--- begin Dataset rows ---

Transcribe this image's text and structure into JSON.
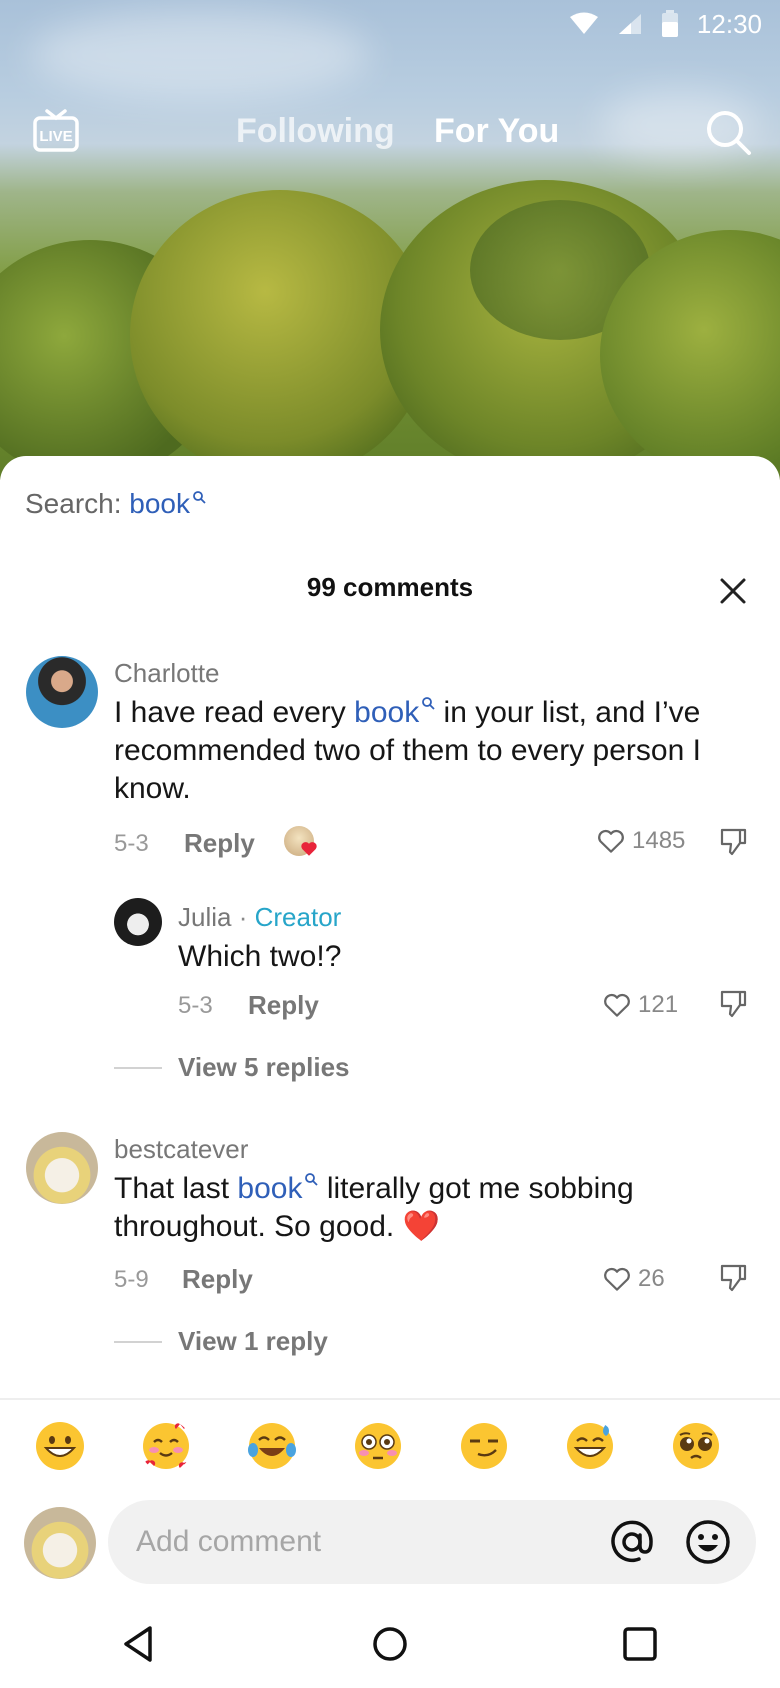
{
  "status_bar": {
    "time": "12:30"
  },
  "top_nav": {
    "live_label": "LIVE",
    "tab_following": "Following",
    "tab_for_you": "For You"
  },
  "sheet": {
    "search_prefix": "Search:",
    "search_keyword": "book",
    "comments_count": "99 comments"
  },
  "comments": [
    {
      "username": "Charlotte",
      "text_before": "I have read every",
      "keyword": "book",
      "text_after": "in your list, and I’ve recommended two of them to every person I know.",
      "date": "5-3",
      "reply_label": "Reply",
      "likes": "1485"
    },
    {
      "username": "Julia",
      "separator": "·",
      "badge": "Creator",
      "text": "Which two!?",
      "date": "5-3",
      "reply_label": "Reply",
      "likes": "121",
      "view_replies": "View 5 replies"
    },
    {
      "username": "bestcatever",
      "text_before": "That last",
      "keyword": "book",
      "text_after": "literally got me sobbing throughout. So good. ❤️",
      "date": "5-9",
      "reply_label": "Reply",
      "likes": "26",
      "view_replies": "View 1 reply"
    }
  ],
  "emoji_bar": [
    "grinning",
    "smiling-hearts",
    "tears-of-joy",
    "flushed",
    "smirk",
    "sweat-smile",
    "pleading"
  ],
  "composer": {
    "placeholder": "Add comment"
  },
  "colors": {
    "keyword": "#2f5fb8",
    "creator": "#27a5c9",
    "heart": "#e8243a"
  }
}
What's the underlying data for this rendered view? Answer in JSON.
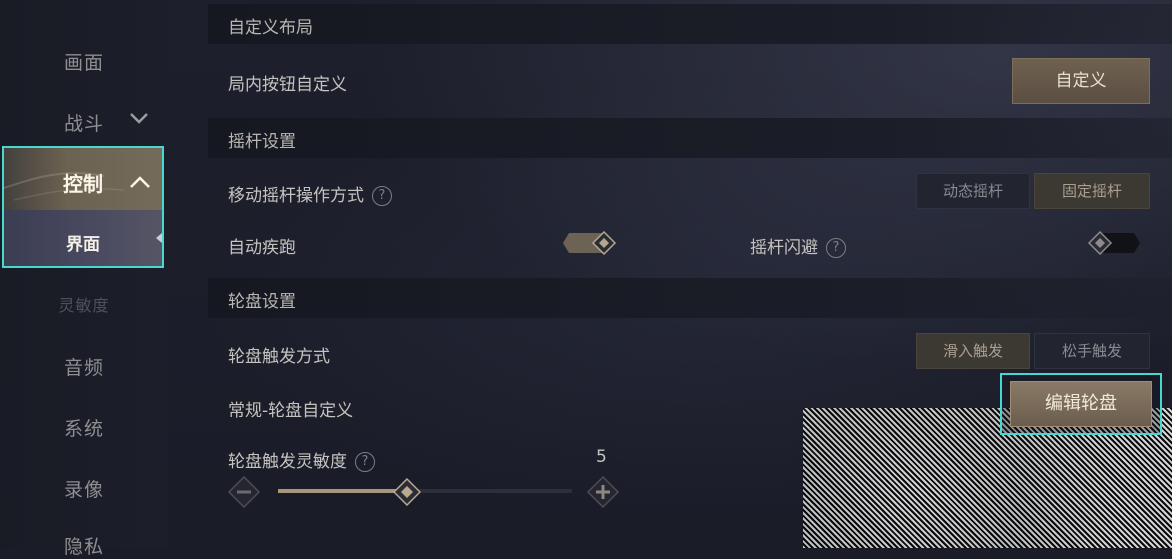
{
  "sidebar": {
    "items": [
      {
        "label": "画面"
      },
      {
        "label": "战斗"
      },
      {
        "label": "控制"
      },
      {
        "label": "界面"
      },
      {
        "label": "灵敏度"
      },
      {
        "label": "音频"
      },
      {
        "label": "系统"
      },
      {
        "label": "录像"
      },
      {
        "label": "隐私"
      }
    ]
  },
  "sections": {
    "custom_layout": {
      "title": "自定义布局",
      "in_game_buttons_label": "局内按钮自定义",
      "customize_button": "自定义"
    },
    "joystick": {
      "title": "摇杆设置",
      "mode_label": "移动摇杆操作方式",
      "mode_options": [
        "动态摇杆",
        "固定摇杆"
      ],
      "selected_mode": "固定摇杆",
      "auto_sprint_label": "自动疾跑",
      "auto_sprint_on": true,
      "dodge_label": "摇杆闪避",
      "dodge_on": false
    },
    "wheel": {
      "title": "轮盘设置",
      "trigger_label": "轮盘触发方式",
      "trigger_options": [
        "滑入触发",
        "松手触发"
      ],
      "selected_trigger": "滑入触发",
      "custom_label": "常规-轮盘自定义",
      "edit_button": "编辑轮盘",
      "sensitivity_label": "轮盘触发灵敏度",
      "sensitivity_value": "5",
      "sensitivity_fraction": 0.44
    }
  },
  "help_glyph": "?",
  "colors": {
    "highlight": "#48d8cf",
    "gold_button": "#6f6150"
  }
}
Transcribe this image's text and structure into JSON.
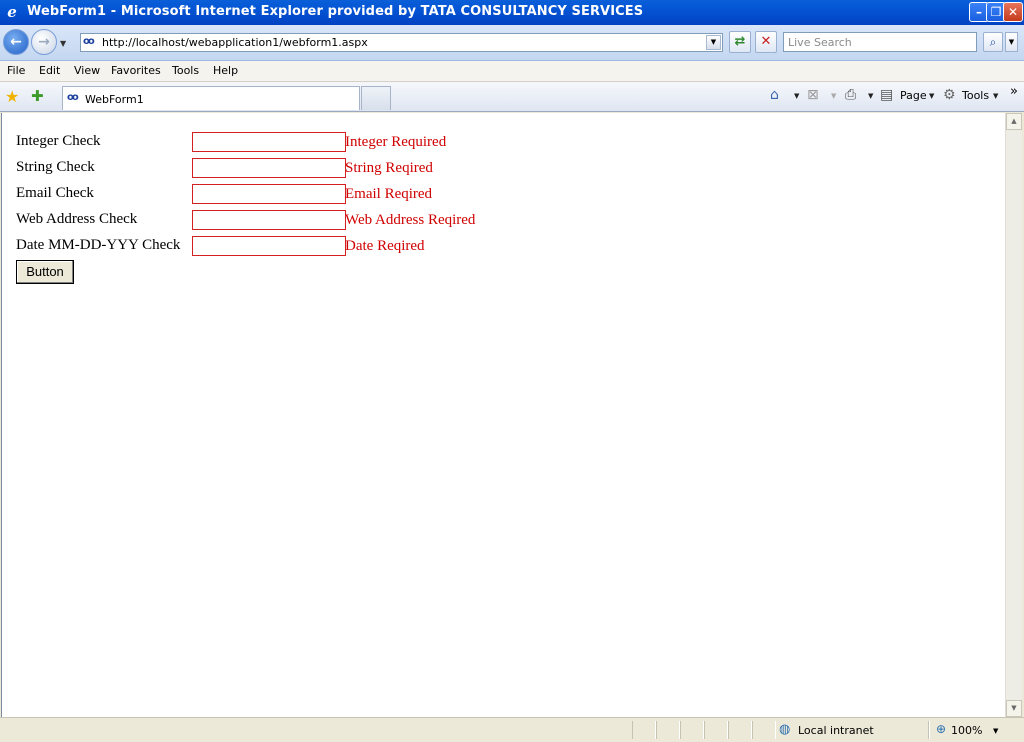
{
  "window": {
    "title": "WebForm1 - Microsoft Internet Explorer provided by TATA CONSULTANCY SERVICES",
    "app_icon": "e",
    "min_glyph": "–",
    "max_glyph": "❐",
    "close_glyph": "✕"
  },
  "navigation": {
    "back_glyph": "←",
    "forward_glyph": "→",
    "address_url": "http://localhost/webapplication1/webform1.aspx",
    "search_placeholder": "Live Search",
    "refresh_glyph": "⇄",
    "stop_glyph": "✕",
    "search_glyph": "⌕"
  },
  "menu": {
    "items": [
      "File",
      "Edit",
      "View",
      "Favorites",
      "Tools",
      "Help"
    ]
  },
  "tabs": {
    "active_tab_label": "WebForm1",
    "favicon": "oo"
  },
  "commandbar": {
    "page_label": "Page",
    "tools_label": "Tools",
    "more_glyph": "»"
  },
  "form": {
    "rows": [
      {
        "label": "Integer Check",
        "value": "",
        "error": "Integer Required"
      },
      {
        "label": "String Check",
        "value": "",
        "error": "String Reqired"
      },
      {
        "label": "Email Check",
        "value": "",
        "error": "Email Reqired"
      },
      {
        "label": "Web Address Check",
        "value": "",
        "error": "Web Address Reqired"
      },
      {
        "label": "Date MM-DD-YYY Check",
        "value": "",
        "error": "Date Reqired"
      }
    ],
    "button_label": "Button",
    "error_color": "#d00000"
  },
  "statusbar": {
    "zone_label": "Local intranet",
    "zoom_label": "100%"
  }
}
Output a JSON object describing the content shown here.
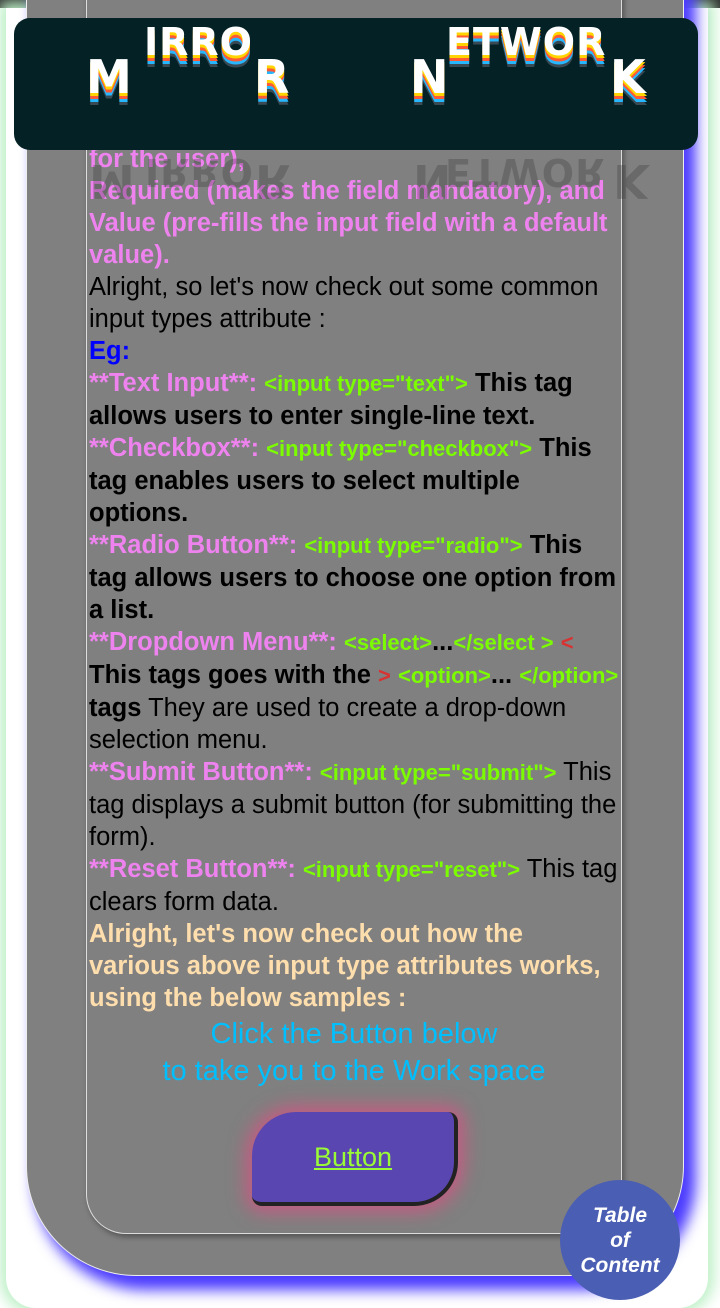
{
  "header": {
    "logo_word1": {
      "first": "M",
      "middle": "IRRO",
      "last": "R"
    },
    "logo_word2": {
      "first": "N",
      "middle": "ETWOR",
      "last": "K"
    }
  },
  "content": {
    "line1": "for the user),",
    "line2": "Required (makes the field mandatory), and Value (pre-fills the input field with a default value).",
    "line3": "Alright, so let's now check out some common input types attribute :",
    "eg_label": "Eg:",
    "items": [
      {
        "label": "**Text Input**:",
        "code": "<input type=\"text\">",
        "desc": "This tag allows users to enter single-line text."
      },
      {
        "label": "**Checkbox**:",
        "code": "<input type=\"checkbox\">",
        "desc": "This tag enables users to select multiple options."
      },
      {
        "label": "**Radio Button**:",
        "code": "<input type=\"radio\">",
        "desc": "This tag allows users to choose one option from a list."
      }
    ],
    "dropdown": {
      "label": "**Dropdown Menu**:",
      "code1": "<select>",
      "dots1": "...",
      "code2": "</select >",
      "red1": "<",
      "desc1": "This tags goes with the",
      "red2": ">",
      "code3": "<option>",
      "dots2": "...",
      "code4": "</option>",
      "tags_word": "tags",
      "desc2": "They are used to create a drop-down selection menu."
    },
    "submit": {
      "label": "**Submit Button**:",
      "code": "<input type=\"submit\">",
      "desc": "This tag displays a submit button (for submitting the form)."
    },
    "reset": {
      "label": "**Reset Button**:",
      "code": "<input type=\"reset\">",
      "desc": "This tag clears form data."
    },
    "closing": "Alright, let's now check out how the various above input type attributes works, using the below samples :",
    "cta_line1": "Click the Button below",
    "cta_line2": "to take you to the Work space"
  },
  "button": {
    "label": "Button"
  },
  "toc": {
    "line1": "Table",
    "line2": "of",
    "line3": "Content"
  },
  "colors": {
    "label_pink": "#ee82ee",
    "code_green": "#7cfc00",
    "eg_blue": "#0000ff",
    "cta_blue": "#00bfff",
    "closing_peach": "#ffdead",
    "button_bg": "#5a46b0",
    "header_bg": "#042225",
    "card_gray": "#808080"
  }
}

--- end Dataset rows ---

(Direction): Above are the records; copy every line in them that holds the word "with".

(Output of the exercise):
    "line2": "Required (makes the field mandatory), and Value (pre-fills the input field with a default value).",
      "desc1": "This tags goes with the",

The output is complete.